The changes would apply to income received, granted or paid as from 1 January 2018.
Draft Act providing miscellaneous provisions on economic recovery, social cohesion, fight against tax fraud and modernization of recovery proceedings
- Promotion of growth companies: the tax shelter for start-up companies providing for a tax credit would be extended to growth companies under similar conditions. A growth company is a non-quoted small company in the meaning of article 15 of the Companies Code with an age between 5 and 10 years and with at least 10 employees. To be in scope of the new measure the turnover or the workforce of the growth company should have increased by 10% in the last 2 years before the investment. The investment is limited to EUR 100,000 by taxable period and by person, leading to a tax credit of 25%. Growth companies can only receive maximum EUR 500,000 based on this measure (or EUR 250,000 if they already received EUR 250,000 as start-up). These thresholds are maximum amounts applicable for the tax shelter for growth companies and for start-ups combined. Under certain conditions, also non-residents could benefit from this measure.

Recorded data
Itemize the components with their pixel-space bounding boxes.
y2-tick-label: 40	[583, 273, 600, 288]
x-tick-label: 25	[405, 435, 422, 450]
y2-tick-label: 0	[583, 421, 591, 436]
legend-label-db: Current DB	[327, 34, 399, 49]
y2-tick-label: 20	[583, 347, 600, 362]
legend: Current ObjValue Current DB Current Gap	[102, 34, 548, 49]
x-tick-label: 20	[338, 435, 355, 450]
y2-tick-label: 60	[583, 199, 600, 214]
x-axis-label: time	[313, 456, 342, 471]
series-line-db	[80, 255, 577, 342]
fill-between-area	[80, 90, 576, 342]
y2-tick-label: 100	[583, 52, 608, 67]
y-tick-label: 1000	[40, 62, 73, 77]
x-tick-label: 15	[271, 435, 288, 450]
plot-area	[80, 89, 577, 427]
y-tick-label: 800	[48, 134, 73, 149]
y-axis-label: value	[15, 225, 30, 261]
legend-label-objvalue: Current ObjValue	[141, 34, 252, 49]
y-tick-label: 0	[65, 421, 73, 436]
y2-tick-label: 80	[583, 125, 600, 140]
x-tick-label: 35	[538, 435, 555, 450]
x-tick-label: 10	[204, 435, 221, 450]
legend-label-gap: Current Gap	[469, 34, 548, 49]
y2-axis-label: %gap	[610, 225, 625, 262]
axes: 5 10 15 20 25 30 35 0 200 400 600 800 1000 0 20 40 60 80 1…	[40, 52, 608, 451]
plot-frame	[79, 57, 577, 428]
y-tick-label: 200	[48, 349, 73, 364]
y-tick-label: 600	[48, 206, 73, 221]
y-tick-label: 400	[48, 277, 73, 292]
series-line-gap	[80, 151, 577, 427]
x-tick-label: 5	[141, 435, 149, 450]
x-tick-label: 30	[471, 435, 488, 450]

# Explore the material:
1. In the text on the tax shelter for growth companies, what is the maximum investment allowed per taxable period and per person?
2. Continue the text on the tax shelter for growth companies, starting after its final sentence.

# Task results:
1. EUR 100,000.

2.
- The regulatory framework of the private PRICAF would be reviewed and made more attractive by relaxing the limited duration the control rules, the management activity and the notion of temporary investment. Also the minimum investment threshold of EUR 100,000 would be decreased to EUR 25,000. Also in the income tax code some provisions in relation to private PRICAFs are relaxed or clarified. For instance, to apply the capital gains exemption on private PRICAF shares the condition regarding ‘additional or temporary investments’ is aligned with the concept in the regulatory legislation. It is also clarified that the annuality principle applies for the special corporate income tax regime of private PRICAFs.
In addition, for private investors a new tax credit of 25% is introduced to partly cover the capital loss realised upon liquidation of private PRICAFs constituted as from 1 January 2018. The eligible capital loss is limited to EUR 25,000 by taxable period.
Furthermore, the reduced dividend withholding tax rates of 20% or 15% are made applicable to dividend distributions by private PRICAFs to the extent that the underlying shares comply with the conditions of the VVPR regime.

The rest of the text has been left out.